- Task: Say how many lines contain "content", using only the number.

- Task input:
-- start --
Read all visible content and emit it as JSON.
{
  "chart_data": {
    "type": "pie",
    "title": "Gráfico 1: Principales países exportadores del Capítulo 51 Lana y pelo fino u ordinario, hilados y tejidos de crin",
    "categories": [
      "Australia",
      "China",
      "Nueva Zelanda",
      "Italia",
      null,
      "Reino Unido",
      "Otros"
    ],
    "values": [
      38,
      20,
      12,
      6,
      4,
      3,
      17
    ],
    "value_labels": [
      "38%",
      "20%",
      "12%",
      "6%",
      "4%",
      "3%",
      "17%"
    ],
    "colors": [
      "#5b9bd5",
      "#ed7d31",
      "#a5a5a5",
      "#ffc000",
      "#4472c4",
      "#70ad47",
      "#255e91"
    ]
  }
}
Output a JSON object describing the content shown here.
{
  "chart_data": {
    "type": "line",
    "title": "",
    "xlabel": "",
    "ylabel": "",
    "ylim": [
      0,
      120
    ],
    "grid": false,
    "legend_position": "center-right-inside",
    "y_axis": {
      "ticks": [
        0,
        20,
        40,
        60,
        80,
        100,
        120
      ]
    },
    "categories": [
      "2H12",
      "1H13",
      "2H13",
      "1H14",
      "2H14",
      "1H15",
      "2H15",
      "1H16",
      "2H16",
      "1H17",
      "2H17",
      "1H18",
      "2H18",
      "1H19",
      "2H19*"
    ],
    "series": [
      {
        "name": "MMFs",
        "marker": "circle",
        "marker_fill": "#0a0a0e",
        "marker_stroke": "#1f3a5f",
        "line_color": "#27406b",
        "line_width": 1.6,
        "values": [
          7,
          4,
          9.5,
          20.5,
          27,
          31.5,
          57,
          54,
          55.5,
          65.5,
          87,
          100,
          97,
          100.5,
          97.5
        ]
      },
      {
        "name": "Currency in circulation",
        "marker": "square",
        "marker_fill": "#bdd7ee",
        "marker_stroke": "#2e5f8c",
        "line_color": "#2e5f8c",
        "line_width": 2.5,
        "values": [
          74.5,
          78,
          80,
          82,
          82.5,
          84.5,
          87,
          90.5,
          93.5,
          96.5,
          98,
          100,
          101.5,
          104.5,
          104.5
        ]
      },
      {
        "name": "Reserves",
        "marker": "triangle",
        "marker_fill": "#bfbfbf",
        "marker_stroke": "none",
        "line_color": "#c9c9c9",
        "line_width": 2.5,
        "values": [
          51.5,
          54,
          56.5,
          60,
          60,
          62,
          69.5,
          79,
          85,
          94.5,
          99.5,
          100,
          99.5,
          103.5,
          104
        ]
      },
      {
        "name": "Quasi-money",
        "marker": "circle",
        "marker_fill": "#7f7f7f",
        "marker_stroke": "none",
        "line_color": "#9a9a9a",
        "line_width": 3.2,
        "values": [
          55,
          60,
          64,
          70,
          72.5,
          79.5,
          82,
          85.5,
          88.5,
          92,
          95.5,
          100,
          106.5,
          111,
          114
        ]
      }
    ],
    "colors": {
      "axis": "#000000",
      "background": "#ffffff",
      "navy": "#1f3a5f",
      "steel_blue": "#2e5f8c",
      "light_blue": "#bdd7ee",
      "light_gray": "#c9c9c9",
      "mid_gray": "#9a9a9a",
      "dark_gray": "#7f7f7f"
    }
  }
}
-- end --
- Exercise response: 2